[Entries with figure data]
========================================

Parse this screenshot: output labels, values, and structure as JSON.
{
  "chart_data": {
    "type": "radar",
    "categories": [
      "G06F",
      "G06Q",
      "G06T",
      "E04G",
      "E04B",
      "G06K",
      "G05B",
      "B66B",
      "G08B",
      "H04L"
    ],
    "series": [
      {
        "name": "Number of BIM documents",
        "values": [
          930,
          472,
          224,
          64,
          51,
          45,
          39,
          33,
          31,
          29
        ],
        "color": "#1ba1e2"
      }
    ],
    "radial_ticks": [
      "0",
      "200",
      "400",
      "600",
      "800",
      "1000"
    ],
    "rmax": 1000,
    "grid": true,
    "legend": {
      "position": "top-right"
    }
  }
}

========================================

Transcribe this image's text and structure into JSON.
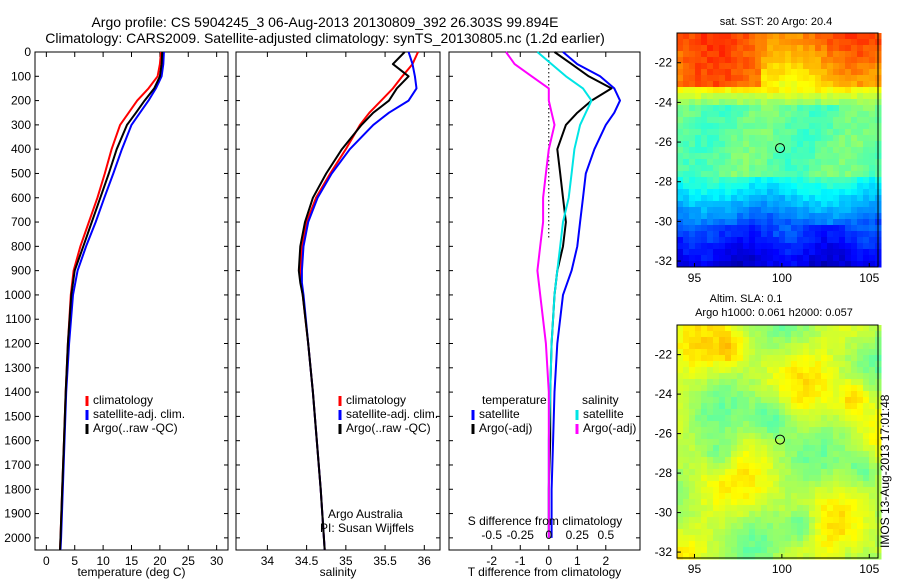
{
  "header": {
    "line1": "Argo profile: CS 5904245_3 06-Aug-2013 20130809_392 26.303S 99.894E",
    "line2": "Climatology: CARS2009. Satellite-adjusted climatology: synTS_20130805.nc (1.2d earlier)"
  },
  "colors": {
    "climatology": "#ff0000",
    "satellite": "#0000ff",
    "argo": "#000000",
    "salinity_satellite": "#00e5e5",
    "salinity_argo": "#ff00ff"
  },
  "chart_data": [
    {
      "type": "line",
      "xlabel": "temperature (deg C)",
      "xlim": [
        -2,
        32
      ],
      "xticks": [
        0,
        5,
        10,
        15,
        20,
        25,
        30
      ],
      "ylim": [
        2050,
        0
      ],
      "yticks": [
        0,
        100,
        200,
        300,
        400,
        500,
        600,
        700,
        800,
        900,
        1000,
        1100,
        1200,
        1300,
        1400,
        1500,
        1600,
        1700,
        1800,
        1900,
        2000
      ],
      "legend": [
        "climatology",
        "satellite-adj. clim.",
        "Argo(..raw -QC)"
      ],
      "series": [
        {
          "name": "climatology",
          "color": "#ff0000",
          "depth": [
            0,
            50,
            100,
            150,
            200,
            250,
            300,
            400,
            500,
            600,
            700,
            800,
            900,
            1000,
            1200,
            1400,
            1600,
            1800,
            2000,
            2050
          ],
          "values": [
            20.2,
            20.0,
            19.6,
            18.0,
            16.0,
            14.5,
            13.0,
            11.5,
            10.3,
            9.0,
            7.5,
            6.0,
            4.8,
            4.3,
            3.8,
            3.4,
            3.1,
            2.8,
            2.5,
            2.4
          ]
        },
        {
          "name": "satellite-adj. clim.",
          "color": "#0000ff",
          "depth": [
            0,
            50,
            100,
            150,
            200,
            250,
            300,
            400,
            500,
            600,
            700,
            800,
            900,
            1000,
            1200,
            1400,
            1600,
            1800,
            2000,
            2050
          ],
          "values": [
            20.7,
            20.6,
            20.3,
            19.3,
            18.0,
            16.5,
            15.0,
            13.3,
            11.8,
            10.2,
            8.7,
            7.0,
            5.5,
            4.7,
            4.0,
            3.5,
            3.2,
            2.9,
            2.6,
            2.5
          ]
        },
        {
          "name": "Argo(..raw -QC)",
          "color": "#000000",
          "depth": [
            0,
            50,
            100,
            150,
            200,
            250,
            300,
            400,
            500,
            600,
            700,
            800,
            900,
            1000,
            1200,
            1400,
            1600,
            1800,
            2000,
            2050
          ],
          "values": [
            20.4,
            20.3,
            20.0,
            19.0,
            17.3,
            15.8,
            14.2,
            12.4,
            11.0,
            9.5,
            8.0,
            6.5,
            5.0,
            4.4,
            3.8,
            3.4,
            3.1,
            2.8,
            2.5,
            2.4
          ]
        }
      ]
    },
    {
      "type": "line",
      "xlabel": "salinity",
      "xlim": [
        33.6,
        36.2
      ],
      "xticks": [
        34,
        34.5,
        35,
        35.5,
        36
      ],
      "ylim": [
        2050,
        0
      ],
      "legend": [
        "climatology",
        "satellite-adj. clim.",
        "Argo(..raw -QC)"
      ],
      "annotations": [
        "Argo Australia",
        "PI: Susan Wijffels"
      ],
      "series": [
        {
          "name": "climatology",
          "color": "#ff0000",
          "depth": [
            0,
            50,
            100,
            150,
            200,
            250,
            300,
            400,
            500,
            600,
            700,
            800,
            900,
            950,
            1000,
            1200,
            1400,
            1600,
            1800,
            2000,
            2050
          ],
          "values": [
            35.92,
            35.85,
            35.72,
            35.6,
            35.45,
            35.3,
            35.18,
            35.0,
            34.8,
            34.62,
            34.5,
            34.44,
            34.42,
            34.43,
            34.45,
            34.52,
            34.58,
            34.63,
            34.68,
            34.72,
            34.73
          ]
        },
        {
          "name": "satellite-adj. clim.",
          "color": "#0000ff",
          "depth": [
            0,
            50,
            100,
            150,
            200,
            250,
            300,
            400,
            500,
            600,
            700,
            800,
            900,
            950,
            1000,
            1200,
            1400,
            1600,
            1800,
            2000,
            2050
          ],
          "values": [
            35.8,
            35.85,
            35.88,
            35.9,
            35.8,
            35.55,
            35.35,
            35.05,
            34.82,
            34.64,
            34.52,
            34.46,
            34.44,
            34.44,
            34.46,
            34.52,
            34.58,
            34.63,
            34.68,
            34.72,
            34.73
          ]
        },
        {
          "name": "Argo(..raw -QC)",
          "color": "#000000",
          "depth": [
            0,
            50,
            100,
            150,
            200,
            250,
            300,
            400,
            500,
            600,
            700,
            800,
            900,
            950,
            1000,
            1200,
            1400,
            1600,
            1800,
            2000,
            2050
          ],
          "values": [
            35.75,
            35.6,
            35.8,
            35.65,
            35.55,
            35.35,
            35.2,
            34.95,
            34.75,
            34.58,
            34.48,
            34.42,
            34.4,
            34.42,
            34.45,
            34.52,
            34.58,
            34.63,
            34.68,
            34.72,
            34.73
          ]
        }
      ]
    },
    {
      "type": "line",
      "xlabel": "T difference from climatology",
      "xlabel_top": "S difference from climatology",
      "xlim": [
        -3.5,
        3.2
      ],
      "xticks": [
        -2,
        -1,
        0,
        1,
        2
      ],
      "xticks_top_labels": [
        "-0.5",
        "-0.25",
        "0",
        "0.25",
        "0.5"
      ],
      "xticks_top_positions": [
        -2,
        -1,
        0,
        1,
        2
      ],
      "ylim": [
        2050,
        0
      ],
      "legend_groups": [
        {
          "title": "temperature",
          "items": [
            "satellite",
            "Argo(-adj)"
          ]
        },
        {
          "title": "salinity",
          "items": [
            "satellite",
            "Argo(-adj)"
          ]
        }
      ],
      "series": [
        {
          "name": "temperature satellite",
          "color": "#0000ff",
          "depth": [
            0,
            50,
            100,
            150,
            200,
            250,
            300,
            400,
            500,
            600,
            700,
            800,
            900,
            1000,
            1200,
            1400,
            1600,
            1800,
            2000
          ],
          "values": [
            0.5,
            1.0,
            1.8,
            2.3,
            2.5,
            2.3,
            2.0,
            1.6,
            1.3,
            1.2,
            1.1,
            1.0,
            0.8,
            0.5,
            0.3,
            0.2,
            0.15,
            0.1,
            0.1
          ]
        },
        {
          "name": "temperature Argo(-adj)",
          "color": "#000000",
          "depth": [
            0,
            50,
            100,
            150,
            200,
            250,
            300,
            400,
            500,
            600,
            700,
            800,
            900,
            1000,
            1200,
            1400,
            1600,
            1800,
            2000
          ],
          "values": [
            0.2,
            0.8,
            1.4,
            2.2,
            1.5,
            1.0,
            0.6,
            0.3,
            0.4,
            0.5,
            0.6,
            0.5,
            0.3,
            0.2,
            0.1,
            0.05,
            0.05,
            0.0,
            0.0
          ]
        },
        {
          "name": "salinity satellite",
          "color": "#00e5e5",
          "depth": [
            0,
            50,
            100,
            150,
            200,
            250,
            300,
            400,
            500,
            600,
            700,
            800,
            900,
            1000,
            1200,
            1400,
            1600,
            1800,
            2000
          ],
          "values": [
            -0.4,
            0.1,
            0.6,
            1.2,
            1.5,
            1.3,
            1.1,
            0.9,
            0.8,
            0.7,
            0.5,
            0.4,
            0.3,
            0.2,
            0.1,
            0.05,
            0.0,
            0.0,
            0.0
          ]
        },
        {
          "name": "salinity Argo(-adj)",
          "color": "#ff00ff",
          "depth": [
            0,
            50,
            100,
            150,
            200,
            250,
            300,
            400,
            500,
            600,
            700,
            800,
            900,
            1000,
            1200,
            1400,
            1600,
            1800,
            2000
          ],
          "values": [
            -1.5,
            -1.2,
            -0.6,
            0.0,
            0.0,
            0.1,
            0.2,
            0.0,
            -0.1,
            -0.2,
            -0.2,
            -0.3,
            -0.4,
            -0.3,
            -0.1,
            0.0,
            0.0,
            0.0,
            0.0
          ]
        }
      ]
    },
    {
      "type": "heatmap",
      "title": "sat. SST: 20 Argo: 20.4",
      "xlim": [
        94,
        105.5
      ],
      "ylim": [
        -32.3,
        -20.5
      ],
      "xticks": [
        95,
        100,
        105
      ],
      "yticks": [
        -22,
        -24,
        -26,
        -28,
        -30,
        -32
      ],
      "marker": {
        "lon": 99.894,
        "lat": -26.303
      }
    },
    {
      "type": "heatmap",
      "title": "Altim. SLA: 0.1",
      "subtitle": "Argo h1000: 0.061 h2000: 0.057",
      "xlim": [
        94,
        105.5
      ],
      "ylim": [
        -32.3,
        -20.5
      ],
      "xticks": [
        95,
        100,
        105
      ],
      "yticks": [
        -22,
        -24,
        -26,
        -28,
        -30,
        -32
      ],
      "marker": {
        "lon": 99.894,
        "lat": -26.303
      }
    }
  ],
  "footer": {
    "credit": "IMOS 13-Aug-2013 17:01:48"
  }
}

========================================

Answer with one number only: how many lines above contain the word "JSON".

2